Directive –
Copy the lines below as they are; omit the images they contain.

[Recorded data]
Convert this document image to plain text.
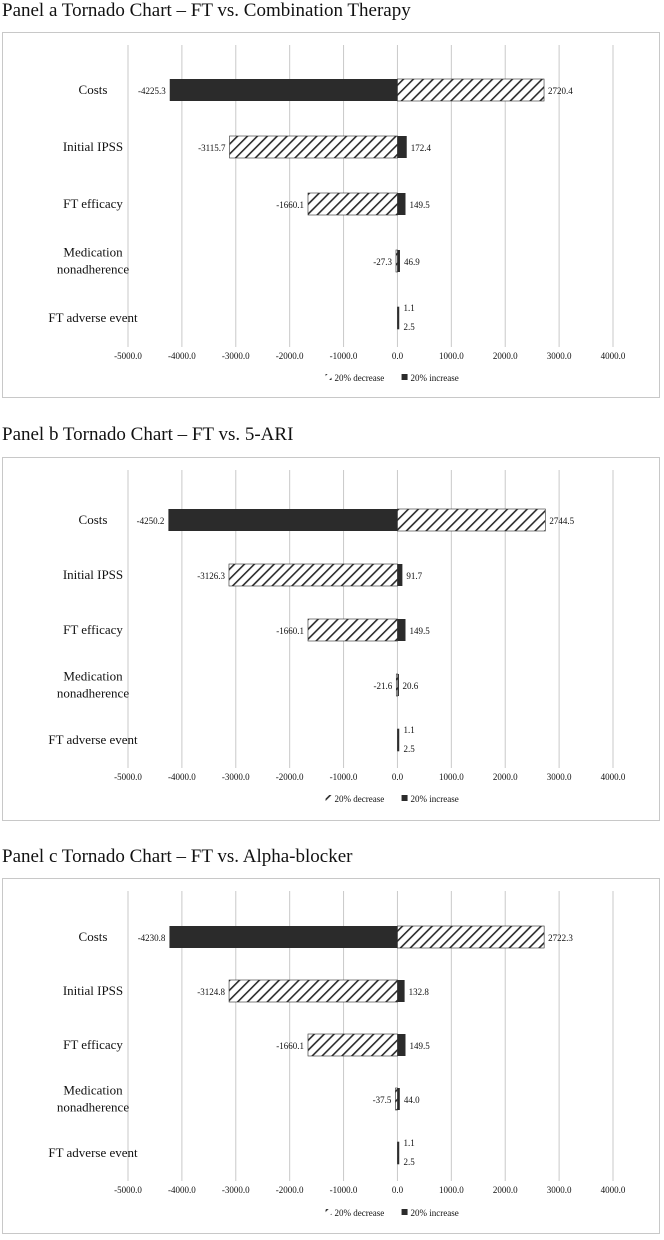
Panel a Tornado Chart – FT vs. Combination Therapy
-5000.0	-4000.0	-3000.0	-2000.0	-1000.0	0.0	1000.0	2000.0	3000.0	4000.0
Costs	2720.4
-4225.3
Initial IPSS	-3115.7	172.4
FT efficacy	-1660.1	149.5
Medication nonadherence	-27.3 46.9
FT adverse event
1.1
2.5
20% decrease	20% increase
Panel b Tornado Chart – FT vs. 5-ARI
-5000.0	-4000.0	-3000.0	-2000.0	-1000.0	0.0	1000.0	2000.0	3000.0	4000.0
Costs	2744.5
-4250.2
Initial IPSS	-3126.3	91.7
FT efficacy	-1660.1	149.5
Medication nonadherence	-21.6 20.6
FT adverse event
1.1
2.5
20% decrease	20% increase
Panel c Tornado Chart – FT vs. Alpha-blocker
-5000.0	-4000.0	-3000.0	-2000.0	-1000.0	0.0	1000.0	2000.0	3000.0	4000.0
Costs	2722.3
-4230.8
Initial IPSS	-3124.8	132.8
FT efficacy	-1660.1	149.5
Medication nonadherence	-37.5 44.0
FT adverse event
1.1
2.5
20% decrease	20% increase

Finished answer –
Convert this document image to plain text.
Panel a Tornado Chart – FT vs. Combination Therapy
-5000.0	-4000.0	-3000.0	-2000.0	-1000.0	0.0	1000.0	2000.0	3000.0	4000.0
Costs	2720.4
-4225.3
Initial IPSS	-3115.7	172.4
FT efficacy	-1660.1	149.5
Medication nonadherence	-27.3 46.9
FT adverse event
1.1
2.5
20% decrease	20% increase
Panel b Tornado Chart – FT vs. 5-ARI
-5000.0	-4000.0	-3000.0	-2000.0	-1000.0	0.0	1000.0	2000.0	3000.0	4000.0
Costs	2744.5
-4250.2
Initial IPSS	-3126.3	91.7
FT efficacy	-1660.1	149.5
Medication nonadherence	-21.6 20.6
FT adverse event
1.1
2.5
20% decrease	20% increase
Panel c Tornado Chart – FT vs. Alpha-blocker
-5000.0	-4000.0	-3000.0	-2000.0	-1000.0	0.0	1000.0	2000.0	3000.0	4000.0
Costs	2722.3
-4230.8
Initial IPSS	-3124.8	132.8
FT efficacy	-1660.1	149.5
Medication nonadherence	-37.5 44.0
FT adverse event
1.1
2.5
20% decrease	20% increase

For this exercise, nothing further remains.